[Stored dataset items]
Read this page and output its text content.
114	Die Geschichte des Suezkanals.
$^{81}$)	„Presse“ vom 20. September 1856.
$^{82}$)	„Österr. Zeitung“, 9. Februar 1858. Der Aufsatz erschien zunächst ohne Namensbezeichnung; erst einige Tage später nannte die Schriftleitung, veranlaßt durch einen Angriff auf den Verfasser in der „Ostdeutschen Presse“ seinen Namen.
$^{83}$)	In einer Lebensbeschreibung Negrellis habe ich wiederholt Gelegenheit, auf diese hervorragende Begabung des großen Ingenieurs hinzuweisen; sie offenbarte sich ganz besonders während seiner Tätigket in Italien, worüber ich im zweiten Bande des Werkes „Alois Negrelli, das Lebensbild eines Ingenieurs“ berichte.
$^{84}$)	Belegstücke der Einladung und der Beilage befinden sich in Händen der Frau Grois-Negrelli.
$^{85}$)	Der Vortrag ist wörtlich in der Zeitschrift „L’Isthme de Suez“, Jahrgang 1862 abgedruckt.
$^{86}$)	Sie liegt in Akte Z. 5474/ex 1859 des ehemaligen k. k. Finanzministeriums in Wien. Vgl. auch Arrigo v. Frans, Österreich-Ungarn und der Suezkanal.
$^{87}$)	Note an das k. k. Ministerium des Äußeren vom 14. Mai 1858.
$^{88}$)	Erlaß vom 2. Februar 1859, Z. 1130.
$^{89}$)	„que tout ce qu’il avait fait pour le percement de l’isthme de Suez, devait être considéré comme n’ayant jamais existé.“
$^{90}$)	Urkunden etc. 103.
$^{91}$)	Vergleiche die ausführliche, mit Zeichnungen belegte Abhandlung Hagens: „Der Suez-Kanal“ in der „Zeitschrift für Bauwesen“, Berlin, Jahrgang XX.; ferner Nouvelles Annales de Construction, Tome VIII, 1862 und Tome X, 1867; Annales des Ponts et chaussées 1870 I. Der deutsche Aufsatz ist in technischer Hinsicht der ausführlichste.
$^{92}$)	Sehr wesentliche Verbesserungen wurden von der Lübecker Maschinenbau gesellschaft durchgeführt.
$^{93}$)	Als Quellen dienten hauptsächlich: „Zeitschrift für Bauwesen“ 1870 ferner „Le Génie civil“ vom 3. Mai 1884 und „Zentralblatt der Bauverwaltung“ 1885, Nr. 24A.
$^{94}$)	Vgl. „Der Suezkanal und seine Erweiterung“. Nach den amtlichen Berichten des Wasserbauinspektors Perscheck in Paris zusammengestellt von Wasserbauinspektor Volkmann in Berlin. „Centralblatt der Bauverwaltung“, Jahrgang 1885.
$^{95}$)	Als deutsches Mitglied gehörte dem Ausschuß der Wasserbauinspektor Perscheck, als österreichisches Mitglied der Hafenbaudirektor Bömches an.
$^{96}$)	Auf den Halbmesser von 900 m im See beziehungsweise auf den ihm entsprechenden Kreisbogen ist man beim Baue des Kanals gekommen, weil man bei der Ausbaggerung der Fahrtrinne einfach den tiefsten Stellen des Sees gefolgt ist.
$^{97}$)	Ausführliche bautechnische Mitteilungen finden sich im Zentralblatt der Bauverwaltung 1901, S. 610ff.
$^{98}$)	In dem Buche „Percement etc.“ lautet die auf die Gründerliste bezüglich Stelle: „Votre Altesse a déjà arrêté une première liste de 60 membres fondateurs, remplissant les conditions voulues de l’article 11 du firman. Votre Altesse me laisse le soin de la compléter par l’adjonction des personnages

▶ [WHAT IS NEEDED]: Return each line in the records that holds the string "Zentralblatt".

▶ [RESPONSE]:
$^{93}$)	Als Quellen dienten hauptsächlich: „Zeitschrift für Bauwesen“ 1870 ferner „Le Génie civil“ vom 3. Mai 1884 und „Zentralblatt der Bauverwaltung“ 1885, Nr. 24A.
$^{97}$)	Ausführliche bautechnische Mitteilungen finden sich im Zentralblatt der Bauverwaltung 1901, S. 610ff.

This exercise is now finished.